DATA PROVIDED
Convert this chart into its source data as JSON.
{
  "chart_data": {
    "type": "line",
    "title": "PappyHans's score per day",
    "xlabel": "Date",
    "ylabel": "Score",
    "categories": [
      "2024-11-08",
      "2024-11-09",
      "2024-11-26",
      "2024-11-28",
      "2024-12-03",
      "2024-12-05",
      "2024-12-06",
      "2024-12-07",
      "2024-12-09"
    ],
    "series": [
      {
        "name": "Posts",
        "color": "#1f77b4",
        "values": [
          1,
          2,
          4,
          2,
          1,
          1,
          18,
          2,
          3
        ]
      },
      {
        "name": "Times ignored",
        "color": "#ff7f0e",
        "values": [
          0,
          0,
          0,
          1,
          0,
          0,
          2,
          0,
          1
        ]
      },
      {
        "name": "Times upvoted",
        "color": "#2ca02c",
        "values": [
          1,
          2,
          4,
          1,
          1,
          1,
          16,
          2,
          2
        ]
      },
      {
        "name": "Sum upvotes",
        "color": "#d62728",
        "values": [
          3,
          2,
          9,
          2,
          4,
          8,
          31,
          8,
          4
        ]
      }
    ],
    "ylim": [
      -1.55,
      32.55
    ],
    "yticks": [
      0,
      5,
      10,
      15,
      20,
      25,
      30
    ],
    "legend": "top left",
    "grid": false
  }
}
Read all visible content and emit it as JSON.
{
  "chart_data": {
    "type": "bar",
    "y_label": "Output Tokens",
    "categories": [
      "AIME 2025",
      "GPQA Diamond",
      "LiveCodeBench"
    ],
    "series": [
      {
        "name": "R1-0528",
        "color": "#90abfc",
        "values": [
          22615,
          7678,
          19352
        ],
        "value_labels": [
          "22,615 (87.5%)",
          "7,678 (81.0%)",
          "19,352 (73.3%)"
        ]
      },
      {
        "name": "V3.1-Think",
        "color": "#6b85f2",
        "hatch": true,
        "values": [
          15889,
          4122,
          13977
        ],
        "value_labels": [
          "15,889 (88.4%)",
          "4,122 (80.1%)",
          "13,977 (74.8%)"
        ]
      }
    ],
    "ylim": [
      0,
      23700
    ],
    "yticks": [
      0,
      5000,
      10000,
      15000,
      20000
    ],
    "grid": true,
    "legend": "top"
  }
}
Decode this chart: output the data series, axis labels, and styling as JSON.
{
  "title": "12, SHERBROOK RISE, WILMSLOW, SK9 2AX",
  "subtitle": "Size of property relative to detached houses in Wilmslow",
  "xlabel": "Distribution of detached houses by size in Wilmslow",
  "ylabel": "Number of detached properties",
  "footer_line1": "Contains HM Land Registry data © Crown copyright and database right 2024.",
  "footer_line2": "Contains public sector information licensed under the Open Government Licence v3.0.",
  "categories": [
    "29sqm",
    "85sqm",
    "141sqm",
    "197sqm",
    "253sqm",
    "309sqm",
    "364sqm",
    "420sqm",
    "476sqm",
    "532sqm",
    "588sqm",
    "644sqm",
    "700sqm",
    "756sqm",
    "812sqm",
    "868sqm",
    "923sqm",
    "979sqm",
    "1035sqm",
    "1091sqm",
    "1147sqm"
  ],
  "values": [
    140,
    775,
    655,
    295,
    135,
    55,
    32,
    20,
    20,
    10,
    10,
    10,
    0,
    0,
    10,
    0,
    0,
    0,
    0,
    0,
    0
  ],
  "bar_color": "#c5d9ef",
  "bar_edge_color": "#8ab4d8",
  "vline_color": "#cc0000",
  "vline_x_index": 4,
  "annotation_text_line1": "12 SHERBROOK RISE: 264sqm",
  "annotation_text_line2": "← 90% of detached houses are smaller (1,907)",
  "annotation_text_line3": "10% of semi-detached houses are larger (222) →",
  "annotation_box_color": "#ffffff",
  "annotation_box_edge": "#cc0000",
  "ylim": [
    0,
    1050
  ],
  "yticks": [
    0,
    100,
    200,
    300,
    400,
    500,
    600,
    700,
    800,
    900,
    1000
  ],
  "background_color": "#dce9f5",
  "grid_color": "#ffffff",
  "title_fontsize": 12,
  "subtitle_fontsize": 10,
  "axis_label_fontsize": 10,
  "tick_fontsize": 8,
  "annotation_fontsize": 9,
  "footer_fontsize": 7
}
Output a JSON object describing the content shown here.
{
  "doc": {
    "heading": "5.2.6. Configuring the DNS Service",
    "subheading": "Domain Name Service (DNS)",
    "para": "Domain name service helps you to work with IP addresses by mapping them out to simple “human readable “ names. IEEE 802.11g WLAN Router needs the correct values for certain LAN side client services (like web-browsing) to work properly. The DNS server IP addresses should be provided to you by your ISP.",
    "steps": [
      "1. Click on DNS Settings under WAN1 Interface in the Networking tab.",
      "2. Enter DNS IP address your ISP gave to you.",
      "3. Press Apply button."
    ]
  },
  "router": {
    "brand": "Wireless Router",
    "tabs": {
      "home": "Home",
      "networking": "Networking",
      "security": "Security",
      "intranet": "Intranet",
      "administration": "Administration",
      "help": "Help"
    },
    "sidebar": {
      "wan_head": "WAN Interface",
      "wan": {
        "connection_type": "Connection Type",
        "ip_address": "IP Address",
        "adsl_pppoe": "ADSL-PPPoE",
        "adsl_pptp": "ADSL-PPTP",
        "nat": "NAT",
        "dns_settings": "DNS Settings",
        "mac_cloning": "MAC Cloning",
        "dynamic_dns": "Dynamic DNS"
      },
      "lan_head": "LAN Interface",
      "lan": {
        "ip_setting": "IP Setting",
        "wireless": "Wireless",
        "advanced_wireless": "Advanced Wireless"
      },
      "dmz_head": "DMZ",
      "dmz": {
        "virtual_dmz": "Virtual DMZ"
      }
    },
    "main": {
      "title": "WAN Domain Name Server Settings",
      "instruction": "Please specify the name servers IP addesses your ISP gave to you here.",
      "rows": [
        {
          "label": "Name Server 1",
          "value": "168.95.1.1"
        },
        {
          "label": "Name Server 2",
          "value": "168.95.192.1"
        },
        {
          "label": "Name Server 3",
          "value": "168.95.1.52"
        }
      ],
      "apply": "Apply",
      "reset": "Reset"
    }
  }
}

EXERCISE DETAILS
Without leaving anything out, give the entries again exactly.

REPLY
Convert this chart into its source data as JSON.
{
  "chart_data": {
    "type": "line",
    "title": "PappyHans's score per day",
    "xlabel": "Date",
    "ylabel": "Score",
    "categories": [
      "2024-11-08",
      "2024-11-09",
      "2024-11-26",
      "2024-11-28",
      "2024-12-03",
      "2024-12-05",
      "2024-12-06",
      "2024-12-07",
      "2024-12-09"
    ],
    "series": [
      {
        "name": "Posts",
        "color": "#1f77b4",
        "values": [
          1,
          2,
          4,
          2,
          1,
          1,
          18,
          2,
          3
        ]
      },
      {
        "name": "Times ignored",
        "color": "#ff7f0e",
        "values": [
          0,
          0,
          0,
          1,
          0,
          0,
          2,
          0,
          1
        ]
      },
      {
        "name": "Times upvoted",
        "color": "#2ca02c",
        "values": [
          1,
          2,
          4,
          1,
          1,
          1,
          16,
          2,
          2
        ]
      },
      {
        "name": "Sum upvotes",
        "color": "#d62728",
        "values": [
          3,
          2,
          9,
          2,
          4,
          8,
          31,
          8,
          4
        ]
      }
    ],
    "ylim": [
      -1.55,
      32.55
    ],
    "yticks": [
      0,
      5,
      10,
      15,
      20,
      25,
      30
    ],
    "legend": "top left",
    "grid": false
  }
}
Read all visible content and emit it as JSON.
{
  "chart_data": {
    "type": "bar",
    "y_label": "Output Tokens",
    "categories": [
      "AIME 2025",
      "GPQA Diamond",
      "LiveCodeBench"
    ],
    "series": [
      {
        "name": "R1-0528",
        "color": "#90abfc",
        "values": [
          22615,
          7678,
          19352
        ],
        "value_labels": [
          "22,615 (87.5%)",
          "7,678 (81.0%)",
          "19,352 (73.3%)"
        ]
      },
      {
        "name": "V3.1-Think",
        "color": "#6b85f2",
        "hatch": true,
        "values": [
          15889,
          4122,
          13977
        ],
        "value_labels": [
          "15,889 (88.4%)",
          "4,122 (80.1%)",
          "13,977 (74.8%)"
        ]
      }
    ],
    "ylim": [
      0,
      23700
    ],
    "yticks": [
      0,
      5000,
      10000,
      15000,
      20000
    ],
    "grid": true,
    "legend": "top"
  }
}
Decode this chart: output the data series, axis labels, and styling as JSON.
{
  "title": "12, SHERBROOK RISE, WILMSLOW, SK9 2AX",
  "subtitle": "Size of property relative to detached houses in Wilmslow",
  "xlabel": "Distribution of detached houses by size in Wilmslow",
  "ylabel": "Number of detached properties",
  "footer_line1": "Contains HM Land Registry data © Crown copyright and database right 2024.",
  "footer_line2": "Contains public sector information licensed under the Open Government Licence v3.0.",
  "categories": [
    "29sqm",
    "85sqm",
    "141sqm",
    "197sqm",
    "253sqm",
    "309sqm",
    "364sqm",
    "420sqm",
    "476sqm",
    "532sqm",
    "588sqm",
    "644sqm",
    "700sqm",
    "756sqm",
    "812sqm",
    "868sqm",
    "923sqm",
    "979sqm",
    "1035sqm",
    "1091sqm",
    "1147sqm"
  ],
  "values": [
    140,
    775,
    655,
    295,
    135,
    55,
    32,
    20,
    20,
    10,
    10,
    10,
    0,
    0,
    10,
    0,
    0,
    0,
    0,
    0,
    0
  ],
  "bar_color": "#c5d9ef",
  "bar_edge_color": "#8ab4d8",
  "vline_color": "#cc0000",
  "vline_x_index": 4,
  "annotation_text_line1": "12 SHERBROOK RISE: 264sqm",
  "annotation_text_line2": "← 90% of detached houses are smaller (1,907)",
  "annotation_text_line3": "10% of semi-detached houses are larger (222) →",
  "annotation_box_color": "#ffffff",
  "annotation_box_edge": "#cc0000",
  "ylim": [
    0,
    1050
  ],
  "yticks": [
    0,
    100,
    200,
    300,
    400,
    500,
    600,
    700,
    800,
    900,
    1000
  ],
  "background_color": "#dce9f5",
  "grid_color": "#ffffff",
  "title_fontsize": 12,
  "subtitle_fontsize": 10,
  "axis_label_fontsize": 10,
  "tick_fontsize": 8,
  "annotation_fontsize": 9,
  "footer_fontsize": 7
}
Output a JSON object describing the content shown here.
{
  "doc": {
    "heading": "5.2.6. Configuring the DNS Service",
    "subheading": "Domain Name Service (DNS)",
    "para": "Domain name service helps you to work with IP addresses by mapping them out to simple “human readable “ names. IEEE 802.11g WLAN Router needs the correct values for certain LAN side client services (like web-browsing) to work properly. The DNS server IP addresses should be provided to you by your ISP.",
    "steps": [
      "1. Click on DNS Settings under WAN1 Interface in the Networking tab.",
      "2. Enter DNS IP address your ISP gave to you.",
      "3. Press Apply button."
    ]
  },
  "router": {
    "brand": "Wireless Router",
    "tabs": {
      "home": "Home",
      "networking": "Networking",
      "security": "Security",
      "intranet": "Intranet",
      "administration": "Administration",
      "help": "Help"
    },
    "sidebar": {
      "wan_head": "WAN Interface",
      "wan": {
        "connection_type": "Connection Type",
        "ip_address": "IP Address",
        "adsl_pppoe": "ADSL-PPPoE",
        "adsl_pptp": "ADSL-PPTP",
        "nat": "NAT",
        "dns_settings": "DNS Settings",
        "mac_cloning": "MAC Cloning",
        "dynamic_dns": "Dynamic DNS"
      },
      "lan_head": "LAN Interface",
      "lan": {
        "ip_setting": "IP Setting",
        "wireless": "Wireless",
        "advanced_wireless": "Advanced Wireless"
      },
      "dmz_head": "DMZ",
      "dmz": {
        "virtual_dmz": "Virtual DMZ"
      }
    },
    "main": {
      "title": "WAN Domain Name Server Settings",
      "instruction": "Please specify the name servers IP addesses your ISP gave to you here.",
      "rows": [
        {
          "label": "Name Server 1",
          "value": "168.95.1.1"
        },
        {
          "label": "Name Server 2",
          "value": "168.95.192.1"
        },
        {
          "label": "Name Server 3",
          "value": "168.95.1.52"
        }
      ],
      "apply": "Apply",
      "reset": "Reset"
    }
  }
}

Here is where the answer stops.